> **Data for this task**:
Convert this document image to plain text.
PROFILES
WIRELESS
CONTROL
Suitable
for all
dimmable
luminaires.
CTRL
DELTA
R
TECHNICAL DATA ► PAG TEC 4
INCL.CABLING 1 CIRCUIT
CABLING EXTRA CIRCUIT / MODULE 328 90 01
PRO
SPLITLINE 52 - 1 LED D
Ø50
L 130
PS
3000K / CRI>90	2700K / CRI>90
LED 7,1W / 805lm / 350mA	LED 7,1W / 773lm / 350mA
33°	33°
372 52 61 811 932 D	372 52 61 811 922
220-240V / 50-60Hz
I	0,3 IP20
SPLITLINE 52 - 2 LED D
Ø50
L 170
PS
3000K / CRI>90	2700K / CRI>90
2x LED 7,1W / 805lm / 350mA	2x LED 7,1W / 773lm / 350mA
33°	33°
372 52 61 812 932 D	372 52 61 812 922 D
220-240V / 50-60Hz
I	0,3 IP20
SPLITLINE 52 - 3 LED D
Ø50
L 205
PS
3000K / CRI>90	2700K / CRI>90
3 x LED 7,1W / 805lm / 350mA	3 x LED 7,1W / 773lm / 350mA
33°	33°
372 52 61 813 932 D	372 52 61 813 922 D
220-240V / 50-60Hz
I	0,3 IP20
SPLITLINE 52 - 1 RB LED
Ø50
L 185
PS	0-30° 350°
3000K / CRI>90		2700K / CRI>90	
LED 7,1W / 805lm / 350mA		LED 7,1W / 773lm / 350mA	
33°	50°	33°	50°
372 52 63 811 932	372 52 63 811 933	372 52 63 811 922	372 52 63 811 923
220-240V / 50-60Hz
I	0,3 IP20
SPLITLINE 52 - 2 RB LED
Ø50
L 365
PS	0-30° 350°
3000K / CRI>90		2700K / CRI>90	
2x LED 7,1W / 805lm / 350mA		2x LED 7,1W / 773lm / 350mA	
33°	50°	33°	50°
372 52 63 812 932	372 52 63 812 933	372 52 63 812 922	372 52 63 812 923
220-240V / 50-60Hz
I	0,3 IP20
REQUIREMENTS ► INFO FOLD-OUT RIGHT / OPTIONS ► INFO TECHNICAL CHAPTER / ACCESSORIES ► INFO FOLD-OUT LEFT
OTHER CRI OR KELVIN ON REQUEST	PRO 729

...

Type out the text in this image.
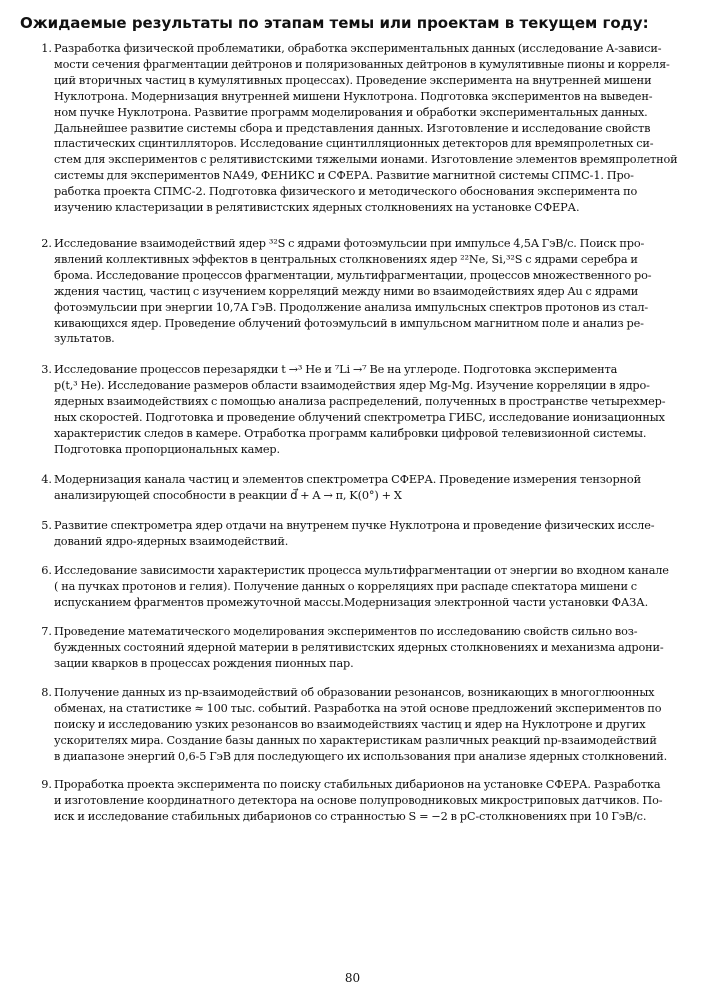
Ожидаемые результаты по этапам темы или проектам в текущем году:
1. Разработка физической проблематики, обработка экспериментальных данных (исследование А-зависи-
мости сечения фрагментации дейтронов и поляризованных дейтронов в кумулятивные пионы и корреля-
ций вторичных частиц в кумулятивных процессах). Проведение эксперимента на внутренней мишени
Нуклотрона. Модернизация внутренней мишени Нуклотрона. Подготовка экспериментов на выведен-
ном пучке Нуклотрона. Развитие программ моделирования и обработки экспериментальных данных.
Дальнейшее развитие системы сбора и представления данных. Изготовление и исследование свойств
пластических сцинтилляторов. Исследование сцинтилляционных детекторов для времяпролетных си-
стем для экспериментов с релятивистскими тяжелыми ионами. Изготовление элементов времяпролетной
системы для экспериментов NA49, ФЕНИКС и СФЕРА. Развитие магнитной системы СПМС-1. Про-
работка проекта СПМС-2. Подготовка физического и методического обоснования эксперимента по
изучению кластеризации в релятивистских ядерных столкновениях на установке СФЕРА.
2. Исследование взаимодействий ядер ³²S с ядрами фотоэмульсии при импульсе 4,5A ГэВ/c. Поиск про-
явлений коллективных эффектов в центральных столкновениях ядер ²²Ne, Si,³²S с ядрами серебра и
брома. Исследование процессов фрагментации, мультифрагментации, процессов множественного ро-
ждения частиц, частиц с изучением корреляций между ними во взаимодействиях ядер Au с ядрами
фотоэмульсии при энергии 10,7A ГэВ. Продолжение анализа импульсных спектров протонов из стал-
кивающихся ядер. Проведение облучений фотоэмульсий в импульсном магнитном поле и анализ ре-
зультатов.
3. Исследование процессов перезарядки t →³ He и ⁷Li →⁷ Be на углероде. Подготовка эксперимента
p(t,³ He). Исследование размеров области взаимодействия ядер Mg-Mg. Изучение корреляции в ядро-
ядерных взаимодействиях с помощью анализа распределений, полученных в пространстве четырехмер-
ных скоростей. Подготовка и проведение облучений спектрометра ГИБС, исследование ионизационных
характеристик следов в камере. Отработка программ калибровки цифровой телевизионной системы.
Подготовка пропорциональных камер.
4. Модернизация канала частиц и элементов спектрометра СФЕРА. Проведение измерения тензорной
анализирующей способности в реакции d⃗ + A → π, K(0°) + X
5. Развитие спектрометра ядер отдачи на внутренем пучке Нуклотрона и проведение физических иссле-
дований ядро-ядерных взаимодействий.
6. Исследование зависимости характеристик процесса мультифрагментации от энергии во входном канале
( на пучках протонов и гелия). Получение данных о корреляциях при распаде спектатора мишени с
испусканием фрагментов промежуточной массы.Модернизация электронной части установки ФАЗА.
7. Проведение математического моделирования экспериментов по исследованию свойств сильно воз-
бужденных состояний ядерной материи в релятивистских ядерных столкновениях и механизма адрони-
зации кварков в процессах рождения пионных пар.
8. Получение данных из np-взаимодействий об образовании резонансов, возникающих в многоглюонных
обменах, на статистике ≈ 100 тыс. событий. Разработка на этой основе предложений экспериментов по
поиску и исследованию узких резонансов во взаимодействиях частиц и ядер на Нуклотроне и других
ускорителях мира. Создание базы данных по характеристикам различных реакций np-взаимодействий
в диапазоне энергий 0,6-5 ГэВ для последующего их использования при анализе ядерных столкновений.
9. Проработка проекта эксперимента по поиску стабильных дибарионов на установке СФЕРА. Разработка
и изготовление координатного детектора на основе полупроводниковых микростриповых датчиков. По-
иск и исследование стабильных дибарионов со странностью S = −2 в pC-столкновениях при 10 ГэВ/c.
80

> **Goal**: Which lines of the data include "text"? Copy each of them.

> **Written reply**:
Convert this document image to plain text.
Type out the text in this image.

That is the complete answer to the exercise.